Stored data
══════════════════════════════
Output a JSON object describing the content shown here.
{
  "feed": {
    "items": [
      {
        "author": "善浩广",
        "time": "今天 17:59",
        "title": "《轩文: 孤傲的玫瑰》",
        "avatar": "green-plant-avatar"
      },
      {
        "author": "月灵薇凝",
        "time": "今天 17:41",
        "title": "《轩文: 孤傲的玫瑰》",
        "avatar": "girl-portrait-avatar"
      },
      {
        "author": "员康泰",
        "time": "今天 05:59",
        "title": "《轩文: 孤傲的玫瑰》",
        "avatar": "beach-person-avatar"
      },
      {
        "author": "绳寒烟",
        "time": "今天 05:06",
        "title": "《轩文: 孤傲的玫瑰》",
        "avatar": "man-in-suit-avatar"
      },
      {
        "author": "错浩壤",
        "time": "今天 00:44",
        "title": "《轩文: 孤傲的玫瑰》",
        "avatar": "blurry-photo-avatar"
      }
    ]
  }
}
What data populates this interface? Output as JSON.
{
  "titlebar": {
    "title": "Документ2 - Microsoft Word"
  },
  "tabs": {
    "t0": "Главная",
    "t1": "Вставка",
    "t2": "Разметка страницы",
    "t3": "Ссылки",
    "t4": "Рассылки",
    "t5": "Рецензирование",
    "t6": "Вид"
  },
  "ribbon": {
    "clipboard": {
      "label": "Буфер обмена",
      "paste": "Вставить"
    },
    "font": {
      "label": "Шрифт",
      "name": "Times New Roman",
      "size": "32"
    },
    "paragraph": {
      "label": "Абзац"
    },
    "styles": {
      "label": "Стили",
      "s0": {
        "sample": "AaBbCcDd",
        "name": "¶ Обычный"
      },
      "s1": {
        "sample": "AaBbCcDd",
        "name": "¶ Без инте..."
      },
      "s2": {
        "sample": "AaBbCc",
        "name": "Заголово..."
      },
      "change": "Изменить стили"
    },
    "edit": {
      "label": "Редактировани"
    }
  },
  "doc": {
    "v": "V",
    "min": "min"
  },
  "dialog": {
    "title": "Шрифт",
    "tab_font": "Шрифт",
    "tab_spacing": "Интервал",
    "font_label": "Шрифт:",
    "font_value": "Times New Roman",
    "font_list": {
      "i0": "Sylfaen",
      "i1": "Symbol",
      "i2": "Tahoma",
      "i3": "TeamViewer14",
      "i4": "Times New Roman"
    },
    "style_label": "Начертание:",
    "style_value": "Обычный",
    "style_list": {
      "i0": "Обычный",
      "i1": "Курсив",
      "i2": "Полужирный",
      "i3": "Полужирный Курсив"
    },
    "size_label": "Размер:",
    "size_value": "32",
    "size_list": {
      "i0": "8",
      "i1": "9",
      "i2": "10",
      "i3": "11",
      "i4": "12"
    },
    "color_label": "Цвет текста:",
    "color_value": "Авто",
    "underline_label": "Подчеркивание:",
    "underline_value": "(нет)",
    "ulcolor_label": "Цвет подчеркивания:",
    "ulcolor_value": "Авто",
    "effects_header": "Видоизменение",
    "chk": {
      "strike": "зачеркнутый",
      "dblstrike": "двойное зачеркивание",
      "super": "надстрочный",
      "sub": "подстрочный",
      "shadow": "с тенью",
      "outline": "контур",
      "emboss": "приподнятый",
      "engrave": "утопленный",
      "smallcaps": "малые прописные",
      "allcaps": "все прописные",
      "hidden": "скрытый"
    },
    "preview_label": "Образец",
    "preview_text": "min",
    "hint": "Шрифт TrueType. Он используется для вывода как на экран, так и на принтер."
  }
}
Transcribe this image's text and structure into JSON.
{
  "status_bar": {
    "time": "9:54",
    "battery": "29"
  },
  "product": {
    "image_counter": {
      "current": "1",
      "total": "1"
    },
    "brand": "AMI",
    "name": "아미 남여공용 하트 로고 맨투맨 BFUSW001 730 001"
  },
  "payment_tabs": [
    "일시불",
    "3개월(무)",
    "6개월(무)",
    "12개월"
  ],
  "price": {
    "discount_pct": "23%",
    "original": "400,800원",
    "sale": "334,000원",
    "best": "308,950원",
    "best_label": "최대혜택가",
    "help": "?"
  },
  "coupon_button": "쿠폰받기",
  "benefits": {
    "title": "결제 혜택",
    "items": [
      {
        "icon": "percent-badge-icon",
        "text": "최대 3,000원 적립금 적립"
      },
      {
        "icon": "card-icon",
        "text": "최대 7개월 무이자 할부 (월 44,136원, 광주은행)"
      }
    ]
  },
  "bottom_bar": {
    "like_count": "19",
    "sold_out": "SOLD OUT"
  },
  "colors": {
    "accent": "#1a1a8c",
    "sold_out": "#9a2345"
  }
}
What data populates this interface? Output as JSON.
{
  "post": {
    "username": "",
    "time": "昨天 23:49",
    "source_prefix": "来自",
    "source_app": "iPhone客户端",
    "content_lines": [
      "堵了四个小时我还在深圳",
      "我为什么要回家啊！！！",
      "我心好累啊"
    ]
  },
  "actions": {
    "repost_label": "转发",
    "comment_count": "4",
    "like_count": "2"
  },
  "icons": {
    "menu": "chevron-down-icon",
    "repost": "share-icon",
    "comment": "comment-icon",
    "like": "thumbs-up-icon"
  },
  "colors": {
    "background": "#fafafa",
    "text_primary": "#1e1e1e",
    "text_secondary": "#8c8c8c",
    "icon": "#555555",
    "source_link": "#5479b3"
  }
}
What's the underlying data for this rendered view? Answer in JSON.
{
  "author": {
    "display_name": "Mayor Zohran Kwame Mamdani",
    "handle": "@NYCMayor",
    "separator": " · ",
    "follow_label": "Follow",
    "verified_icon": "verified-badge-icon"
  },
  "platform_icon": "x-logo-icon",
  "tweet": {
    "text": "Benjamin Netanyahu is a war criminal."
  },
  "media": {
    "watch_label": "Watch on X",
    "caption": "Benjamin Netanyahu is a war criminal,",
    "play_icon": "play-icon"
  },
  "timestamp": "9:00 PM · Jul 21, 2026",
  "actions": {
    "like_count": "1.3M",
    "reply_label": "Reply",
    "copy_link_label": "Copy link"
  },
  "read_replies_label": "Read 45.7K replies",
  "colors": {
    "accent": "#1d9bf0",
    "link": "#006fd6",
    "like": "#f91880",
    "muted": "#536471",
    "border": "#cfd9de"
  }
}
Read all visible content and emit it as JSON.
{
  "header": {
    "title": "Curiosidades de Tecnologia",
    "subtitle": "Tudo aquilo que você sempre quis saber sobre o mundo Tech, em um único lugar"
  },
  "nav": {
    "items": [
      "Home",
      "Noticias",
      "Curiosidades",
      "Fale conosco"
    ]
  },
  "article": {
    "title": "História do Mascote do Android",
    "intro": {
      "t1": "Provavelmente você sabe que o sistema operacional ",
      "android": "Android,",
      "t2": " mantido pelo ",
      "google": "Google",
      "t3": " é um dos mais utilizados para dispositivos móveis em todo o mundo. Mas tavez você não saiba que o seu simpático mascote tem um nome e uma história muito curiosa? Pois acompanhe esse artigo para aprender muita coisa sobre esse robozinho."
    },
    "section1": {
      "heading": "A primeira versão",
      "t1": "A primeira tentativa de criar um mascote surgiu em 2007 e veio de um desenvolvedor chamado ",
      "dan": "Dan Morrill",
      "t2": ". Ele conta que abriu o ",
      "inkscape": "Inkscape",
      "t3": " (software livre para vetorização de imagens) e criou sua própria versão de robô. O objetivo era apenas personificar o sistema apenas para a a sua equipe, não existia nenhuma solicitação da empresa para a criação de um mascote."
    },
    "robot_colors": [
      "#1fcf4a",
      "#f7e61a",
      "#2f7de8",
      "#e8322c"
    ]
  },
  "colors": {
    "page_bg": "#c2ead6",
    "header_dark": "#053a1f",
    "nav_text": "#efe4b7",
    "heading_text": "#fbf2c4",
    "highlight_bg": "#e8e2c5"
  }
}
══════════════════════════════
**What the task requires:**
Each line above must be printed exactly as it appears.

**Written reply:**
Output a JSON object describing the content shown here.
{
  "feed": {
    "items": [
      {
        "author": "善浩广",
        "time": "今天 17:59",
        "title": "《轩文: 孤傲的玫瑰》",
        "avatar": "green-plant-avatar"
      },
      {
        "author": "月灵薇凝",
        "time": "今天 17:41",
        "title": "《轩文: 孤傲的玫瑰》",
        "avatar": "girl-portrait-avatar"
      },
      {
        "author": "员康泰",
        "time": "今天 05:59",
        "title": "《轩文: 孤傲的玫瑰》",
        "avatar": "beach-person-avatar"
      },
      {
        "author": "绳寒烟",
        "time": "今天 05:06",
        "title": "《轩文: 孤傲的玫瑰》",
        "avatar": "man-in-suit-avatar"
      },
      {
        "author": "错浩壤",
        "time": "今天 00:44",
        "title": "《轩文: 孤傲的玫瑰》",
        "avatar": "blurry-photo-avatar"
      }
    ]
  }
}
What data populates this interface? Output as JSON.
{
  "titlebar": {
    "title": "Документ2 - Microsoft Word"
  },
  "tabs": {
    "t0": "Главная",
    "t1": "Вставка",
    "t2": "Разметка страницы",
    "t3": "Ссылки",
    "t4": "Рассылки",
    "t5": "Рецензирование",
    "t6": "Вид"
  },
  "ribbon": {
    "clipboard": {
      "label": "Буфер обмена",
      "paste": "Вставить"
    },
    "font": {
      "label": "Шрифт",
      "name": "Times New Roman",
      "size": "32"
    },
    "paragraph": {
      "label": "Абзац"
    },
    "styles": {
      "label": "Стили",
      "s0": {
        "sample": "AaBbCcDd",
        "name": "¶ Обычный"
      },
      "s1": {
        "sample": "AaBbCcDd",
        "name": "¶ Без инте..."
      },
      "s2": {
        "sample": "AaBbCc",
        "name": "Заголово..."
      },
      "change": "Изменить стили"
    },
    "edit": {
      "label": "Редактировани"
    }
  },
  "doc": {
    "v": "V",
    "min": "min"
  },
  "dialog": {
    "title": "Шрифт",
    "tab_font": "Шрифт",
    "tab_spacing": "Интервал",
    "font_label": "Шрифт:",
    "font_value": "Times New Roman",
    "font_list": {
      "i0": "Sylfaen",
      "i1": "Symbol",
      "i2": "Tahoma",
      "i3": "TeamViewer14",
      "i4": "Times New Roman"
    },
    "style_label": "Начертание:",
    "style_value": "Обычный",
    "style_list": {
      "i0": "Обычный",
      "i1": "Курсив",
      "i2": "Полужирный",
      "i3": "Полужирный Курсив"
    },
    "size_label": "Размер:",
    "size_value": "32",
    "size_list": {
      "i0": "8",
      "i1": "9",
      "i2": "10",
      "i3": "11",
      "i4": "12"
    },
    "color_label": "Цвет текста:",
    "color_value": "Авто",
    "underline_label": "Подчеркивание:",
    "underline_value": "(нет)",
    "ulcolor_label": "Цвет подчеркивания:",
    "ulcolor_value": "Авто",
    "effects_header": "Видоизменение",
    "chk": {
      "strike": "зачеркнутый",
      "dblstrike": "двойное зачеркивание",
      "super": "надстрочный",
      "sub": "подстрочный",
      "shadow": "с тенью",
      "outline": "контур",
      "emboss": "приподнятый",
      "engrave": "утопленный",
      "smallcaps": "малые прописные",
      "allcaps": "все прописные",
      "hidden": "скрытый"
    },
    "preview_label": "Образец",
    "preview_text": "min",
    "hint": "Шрифт TrueType. Он используется для вывода как на экран, так и на принтер."
  }
}
Transcribe this image's text and structure into JSON.
{
  "status_bar": {
    "time": "9:54",
    "battery": "29"
  },
  "product": {
    "image_counter": {
      "current": "1",
      "total": "1"
    },
    "brand": "AMI",
    "name": "아미 남여공용 하트 로고 맨투맨 BFUSW001 730 001"
  },
  "payment_tabs": [
    "일시불",
    "3개월(무)",
    "6개월(무)",
    "12개월"
  ],
  "price": {
    "discount_pct": "23%",
    "original": "400,800원",
    "sale": "334,000원",
    "best": "308,950원",
    "best_label": "최대혜택가",
    "help": "?"
  },
  "coupon_button": "쿠폰받기",
  "benefits": {
    "title": "결제 혜택",
    "items": [
      {
        "icon": "percent-badge-icon",
        "text": "최대 3,000원 적립금 적립"
      },
      {
        "icon": "card-icon",
        "text": "최대 7개월 무이자 할부 (월 44,136원, 광주은행)"
      }
    ]
  },
  "bottom_bar": {
    "like_count": "19",
    "sold_out": "SOLD OUT"
  },
  "colors": {
    "accent": "#1a1a8c",
    "sold_out": "#9a2345"
  }
}
What data populates this interface? Output as JSON.
{
  "post": {
    "username": "",
    "time": "昨天 23:49",
    "source_prefix": "来自",
    "source_app": "iPhone客户端",
    "content_lines": [
      "堵了四个小时我还在深圳",
      "我为什么要回家啊！！！",
      "我心好累啊"
    ]
  },
  "actions": {
    "repost_label": "转发",
    "comment_count": "4",
    "like_count": "2"
  },
  "icons": {
    "menu": "chevron-down-icon",
    "repost": "share-icon",
    "comment": "comment-icon",
    "like": "thumbs-up-icon"
  },
  "colors": {
    "background": "#fafafa",
    "text_primary": "#1e1e1e",
    "text_secondary": "#8c8c8c",
    "icon": "#555555",
    "source_link": "#5479b3"
  }
}
What's the underlying data for this rendered view? Answer in JSON.
{
  "author": {
    "display_name": "Mayor Zohran Kwame Mamdani",
    "handle": "@NYCMayor",
    "separator": " · ",
    "follow_label": "Follow",
    "verified_icon": "verified-badge-icon"
  },
  "platform_icon": "x-logo-icon",
  "tweet": {
    "text": "Benjamin Netanyahu is a war criminal."
  },
  "media": {
    "watch_label": "Watch on X",
    "caption": "Benjamin Netanyahu is a war criminal,",
    "play_icon": "play-icon"
  },
  "timestamp": "9:00 PM · Jul 21, 2026",
  "actions": {
    "like_count": "1.3M",
    "reply_label": "Reply",
    "copy_link_label": "Copy link"
  },
  "read_replies_label": "Read 45.7K replies",
  "colors": {
    "accent": "#1d9bf0",
    "link": "#006fd6",
    "like": "#f91880",
    "muted": "#536471",
    "border": "#cfd9de"
  }
}
Read all visible content and emit it as JSON.
{
  "header": {
    "title": "Curiosidades de Tecnologia",
    "subtitle": "Tudo aquilo que você sempre quis saber sobre o mundo Tech, em um único lugar"
  },
  "nav": {
    "items": [
      "Home",
      "Noticias",
      "Curiosidades",
      "Fale conosco"
    ]
  },
  "article": {
    "title": "História do Mascote do Android",
    "intro": {
      "t1": "Provavelmente você sabe que o sistema operacional ",
      "android": "Android,",
      "t2": " mantido pelo ",
      "google": "Google",
      "t3": " é um dos mais utilizados para dispositivos móveis em todo o mundo. Mas tavez você não saiba que o seu simpático mascote tem um nome e uma história muito curiosa? Pois acompanhe esse artigo para aprender muita coisa sobre esse robozinho."
    },
    "section1": {
      "heading": "A primeira versão",
      "t1": "A primeira tentativa de criar um mascote surgiu em 2007 e veio de um desenvolvedor chamado ",
      "dan": "Dan Morrill",
      "t2": ". Ele conta que abriu o ",
      "inkscape": "Inkscape",
      "t3": " (software livre para vetorização de imagens) e criou sua própria versão de robô. O objetivo era apenas personificar o sistema apenas para a a sua equipe, não existia nenhuma solicitação da empresa para a criação de um mascote."
    },
    "robot_colors": [
      "#1fcf4a",
      "#f7e61a",
      "#2f7de8",
      "#e8322c"
    ]
  },
  "colors": {
    "page_bg": "#c2ead6",
    "header_dark": "#053a1f",
    "nav_text": "#efe4b7",
    "heading_text": "#fbf2c4",
    "highlight_bg": "#e8e2c5"
  }
}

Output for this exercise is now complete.